## Information provided
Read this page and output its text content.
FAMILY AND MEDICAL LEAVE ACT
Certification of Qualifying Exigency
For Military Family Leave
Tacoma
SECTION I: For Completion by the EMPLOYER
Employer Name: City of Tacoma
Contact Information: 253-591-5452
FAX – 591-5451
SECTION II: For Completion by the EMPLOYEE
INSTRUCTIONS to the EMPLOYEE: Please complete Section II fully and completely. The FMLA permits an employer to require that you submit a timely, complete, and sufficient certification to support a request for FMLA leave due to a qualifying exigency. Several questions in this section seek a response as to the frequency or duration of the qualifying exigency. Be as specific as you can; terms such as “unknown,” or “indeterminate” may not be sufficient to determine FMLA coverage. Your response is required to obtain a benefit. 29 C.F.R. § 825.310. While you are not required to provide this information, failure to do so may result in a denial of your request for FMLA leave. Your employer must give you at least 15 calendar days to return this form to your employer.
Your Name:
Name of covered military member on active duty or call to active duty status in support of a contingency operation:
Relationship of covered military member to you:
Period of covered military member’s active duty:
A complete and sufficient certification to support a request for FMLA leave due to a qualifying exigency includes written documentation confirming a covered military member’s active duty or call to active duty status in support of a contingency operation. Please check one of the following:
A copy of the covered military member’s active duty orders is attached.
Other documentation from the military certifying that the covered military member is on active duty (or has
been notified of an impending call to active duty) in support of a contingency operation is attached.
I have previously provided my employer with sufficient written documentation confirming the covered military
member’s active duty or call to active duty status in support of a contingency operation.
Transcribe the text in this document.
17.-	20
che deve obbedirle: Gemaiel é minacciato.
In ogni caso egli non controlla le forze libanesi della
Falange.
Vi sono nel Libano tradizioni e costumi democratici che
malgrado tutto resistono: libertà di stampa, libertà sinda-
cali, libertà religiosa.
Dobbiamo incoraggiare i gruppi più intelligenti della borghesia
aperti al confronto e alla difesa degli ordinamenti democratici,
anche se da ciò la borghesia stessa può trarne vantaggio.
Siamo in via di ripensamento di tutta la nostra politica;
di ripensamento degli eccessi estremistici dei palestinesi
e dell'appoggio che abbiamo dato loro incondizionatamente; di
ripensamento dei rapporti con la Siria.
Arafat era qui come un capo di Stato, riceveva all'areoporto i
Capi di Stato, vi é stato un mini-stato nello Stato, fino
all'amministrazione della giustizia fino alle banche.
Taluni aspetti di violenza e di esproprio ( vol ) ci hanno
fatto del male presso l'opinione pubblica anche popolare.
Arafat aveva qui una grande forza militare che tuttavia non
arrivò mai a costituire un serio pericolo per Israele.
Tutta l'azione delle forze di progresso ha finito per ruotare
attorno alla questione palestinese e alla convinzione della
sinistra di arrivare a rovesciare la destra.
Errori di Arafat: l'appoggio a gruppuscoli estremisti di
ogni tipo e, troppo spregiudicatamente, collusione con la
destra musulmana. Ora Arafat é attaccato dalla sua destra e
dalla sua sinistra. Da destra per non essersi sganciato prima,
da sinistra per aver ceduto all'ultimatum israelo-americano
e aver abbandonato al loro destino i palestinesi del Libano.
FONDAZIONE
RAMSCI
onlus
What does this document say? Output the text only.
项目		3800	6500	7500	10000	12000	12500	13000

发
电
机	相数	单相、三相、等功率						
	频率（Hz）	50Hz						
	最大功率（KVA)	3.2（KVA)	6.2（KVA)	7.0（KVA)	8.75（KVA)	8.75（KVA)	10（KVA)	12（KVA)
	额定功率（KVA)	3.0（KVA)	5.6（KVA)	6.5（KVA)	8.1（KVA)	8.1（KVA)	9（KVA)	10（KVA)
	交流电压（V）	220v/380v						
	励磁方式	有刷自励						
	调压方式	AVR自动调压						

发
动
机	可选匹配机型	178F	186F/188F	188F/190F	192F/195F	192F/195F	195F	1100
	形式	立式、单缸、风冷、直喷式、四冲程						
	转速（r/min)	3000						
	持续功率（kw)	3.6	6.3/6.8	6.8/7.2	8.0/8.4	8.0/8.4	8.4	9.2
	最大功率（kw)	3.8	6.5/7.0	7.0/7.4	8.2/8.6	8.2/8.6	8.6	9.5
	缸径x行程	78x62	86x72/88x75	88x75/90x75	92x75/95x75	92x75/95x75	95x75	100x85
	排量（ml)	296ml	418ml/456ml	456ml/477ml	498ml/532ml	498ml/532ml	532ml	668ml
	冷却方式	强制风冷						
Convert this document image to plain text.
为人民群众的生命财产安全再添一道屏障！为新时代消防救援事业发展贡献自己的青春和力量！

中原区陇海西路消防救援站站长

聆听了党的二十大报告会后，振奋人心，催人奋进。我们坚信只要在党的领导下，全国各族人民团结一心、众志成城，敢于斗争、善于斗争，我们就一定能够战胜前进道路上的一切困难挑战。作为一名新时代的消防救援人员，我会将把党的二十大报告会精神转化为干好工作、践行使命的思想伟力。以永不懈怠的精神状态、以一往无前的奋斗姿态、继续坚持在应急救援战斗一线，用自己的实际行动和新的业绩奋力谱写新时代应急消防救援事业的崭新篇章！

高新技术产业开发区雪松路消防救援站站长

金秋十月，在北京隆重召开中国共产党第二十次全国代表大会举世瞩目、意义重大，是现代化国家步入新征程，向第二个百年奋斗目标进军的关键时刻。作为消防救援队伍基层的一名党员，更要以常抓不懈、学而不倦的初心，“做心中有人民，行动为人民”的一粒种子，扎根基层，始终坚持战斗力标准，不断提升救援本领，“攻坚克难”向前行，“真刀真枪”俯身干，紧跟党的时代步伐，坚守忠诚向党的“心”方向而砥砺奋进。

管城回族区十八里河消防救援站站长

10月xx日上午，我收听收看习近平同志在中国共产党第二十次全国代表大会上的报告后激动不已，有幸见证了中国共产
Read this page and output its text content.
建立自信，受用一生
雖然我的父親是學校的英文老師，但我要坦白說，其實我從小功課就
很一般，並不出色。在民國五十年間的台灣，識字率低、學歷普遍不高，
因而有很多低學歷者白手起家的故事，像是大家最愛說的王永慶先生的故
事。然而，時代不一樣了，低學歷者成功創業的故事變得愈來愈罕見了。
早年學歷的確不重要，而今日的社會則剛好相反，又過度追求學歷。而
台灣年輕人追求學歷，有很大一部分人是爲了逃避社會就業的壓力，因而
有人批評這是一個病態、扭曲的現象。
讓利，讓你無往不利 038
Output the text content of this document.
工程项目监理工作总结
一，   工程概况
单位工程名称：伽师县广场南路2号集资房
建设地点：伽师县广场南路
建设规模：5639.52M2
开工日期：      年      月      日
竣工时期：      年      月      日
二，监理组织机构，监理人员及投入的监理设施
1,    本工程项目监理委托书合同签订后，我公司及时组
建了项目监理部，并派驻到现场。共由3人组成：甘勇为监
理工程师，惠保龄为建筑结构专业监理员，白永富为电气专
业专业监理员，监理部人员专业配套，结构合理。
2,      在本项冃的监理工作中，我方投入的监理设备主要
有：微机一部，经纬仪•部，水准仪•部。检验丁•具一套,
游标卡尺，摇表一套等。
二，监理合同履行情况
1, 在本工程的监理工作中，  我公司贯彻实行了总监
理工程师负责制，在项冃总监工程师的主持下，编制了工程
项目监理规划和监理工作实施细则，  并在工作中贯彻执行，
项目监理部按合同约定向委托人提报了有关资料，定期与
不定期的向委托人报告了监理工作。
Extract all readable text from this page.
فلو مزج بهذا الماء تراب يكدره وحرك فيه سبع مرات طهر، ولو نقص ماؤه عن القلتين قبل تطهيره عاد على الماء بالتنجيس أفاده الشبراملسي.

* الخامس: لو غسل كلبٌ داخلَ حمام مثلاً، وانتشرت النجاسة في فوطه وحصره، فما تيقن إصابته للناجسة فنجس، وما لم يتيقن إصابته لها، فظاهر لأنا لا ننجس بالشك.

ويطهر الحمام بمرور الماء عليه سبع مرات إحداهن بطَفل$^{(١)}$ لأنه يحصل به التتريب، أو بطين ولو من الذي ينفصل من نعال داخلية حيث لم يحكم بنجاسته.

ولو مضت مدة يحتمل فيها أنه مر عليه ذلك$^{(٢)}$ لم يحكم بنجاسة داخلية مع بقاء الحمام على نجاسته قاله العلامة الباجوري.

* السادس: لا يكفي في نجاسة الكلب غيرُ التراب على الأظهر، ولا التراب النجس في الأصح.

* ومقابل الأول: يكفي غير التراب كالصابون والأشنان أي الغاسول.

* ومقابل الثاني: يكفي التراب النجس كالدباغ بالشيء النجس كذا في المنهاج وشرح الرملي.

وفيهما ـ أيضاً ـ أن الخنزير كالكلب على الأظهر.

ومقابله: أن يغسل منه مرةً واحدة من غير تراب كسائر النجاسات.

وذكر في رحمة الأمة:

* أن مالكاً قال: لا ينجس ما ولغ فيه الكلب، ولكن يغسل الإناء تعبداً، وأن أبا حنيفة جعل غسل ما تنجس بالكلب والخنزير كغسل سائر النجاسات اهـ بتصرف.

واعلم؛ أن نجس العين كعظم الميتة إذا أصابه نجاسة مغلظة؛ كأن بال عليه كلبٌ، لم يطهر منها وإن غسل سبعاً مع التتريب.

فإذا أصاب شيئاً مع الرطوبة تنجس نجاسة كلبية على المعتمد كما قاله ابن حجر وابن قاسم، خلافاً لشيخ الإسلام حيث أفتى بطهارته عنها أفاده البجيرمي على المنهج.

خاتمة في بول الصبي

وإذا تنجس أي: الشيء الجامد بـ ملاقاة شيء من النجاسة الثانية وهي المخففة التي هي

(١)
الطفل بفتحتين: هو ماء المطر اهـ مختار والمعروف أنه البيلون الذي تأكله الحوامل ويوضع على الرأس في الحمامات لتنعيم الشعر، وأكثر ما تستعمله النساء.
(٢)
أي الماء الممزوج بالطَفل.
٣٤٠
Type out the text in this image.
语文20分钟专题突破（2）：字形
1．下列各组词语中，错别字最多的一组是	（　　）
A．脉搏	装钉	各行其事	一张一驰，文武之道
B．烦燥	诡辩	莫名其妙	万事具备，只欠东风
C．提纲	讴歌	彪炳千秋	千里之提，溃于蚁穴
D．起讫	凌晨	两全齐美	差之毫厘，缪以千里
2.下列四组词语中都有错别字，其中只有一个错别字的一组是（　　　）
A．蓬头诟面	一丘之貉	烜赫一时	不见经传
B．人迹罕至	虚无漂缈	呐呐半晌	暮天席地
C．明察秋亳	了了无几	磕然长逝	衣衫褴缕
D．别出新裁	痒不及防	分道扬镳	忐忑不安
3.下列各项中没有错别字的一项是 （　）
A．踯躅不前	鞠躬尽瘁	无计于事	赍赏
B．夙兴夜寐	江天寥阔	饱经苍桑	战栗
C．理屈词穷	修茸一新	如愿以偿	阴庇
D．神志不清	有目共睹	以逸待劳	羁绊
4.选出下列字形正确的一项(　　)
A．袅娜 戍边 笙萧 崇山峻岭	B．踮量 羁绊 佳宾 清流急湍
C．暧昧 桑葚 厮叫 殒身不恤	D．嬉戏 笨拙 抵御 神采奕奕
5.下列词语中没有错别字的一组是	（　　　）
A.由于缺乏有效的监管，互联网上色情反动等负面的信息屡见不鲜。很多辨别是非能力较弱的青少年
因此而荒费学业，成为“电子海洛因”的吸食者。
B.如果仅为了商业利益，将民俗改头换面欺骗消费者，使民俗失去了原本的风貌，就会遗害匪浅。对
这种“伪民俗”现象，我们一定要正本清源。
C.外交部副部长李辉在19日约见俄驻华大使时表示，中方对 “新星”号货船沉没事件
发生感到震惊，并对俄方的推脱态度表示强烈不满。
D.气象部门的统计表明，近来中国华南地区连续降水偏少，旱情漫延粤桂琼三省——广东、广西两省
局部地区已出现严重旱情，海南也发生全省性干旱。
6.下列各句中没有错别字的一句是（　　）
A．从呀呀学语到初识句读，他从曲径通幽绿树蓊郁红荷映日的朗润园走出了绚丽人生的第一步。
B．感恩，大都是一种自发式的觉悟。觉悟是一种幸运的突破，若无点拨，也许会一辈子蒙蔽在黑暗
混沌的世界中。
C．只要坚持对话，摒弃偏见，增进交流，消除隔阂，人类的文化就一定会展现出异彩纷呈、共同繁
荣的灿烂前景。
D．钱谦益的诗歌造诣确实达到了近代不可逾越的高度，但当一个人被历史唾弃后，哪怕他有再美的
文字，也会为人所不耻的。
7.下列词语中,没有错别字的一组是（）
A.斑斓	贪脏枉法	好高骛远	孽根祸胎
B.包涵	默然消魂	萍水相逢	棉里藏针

## Job
Scan the material and collect every line that contains "text".

## Response
Read this page and output its text content.
Transcribe the text in this document.
What does this document say? Output the text only.
Convert this document image to plain text.
Read this page and output its text content.
Output the text content of this document.
Extract all readable text from this page.
Type out the text in this image.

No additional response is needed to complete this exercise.